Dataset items

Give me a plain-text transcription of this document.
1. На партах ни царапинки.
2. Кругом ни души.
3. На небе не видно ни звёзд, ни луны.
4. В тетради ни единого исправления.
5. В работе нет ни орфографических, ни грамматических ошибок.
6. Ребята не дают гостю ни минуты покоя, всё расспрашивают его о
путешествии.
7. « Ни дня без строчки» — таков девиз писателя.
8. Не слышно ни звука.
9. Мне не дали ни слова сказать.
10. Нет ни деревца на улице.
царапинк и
--
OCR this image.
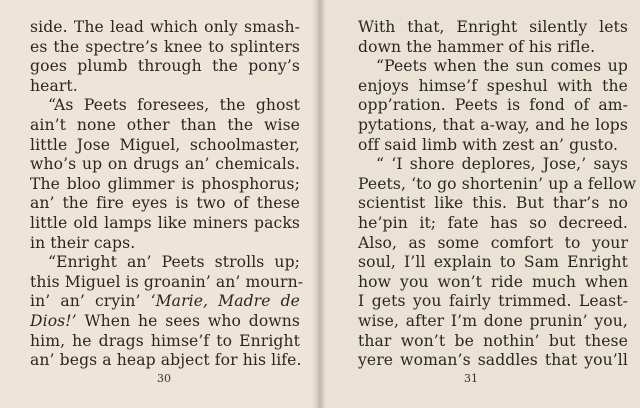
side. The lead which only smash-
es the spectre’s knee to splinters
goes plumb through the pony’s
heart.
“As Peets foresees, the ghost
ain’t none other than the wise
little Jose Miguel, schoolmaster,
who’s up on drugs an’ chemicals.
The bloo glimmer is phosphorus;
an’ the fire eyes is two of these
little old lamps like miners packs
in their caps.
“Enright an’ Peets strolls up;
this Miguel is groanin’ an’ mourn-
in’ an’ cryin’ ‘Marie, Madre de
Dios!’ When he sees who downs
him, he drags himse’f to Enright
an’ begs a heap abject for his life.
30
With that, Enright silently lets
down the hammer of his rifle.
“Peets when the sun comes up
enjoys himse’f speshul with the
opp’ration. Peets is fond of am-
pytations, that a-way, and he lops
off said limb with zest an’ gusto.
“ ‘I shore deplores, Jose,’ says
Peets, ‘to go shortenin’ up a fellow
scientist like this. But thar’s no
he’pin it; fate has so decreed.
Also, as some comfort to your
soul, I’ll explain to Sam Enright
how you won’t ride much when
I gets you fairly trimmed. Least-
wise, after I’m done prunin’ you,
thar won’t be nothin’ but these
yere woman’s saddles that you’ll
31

● **The problem**
Look over the listing above. Pick out and copy every line that includes "this".

● **Task solution**
Give me a plain-text transcription of this document.
OCR this image.
this Miguel is groanin’ an’ mourn-
scientist like this. But thar’s no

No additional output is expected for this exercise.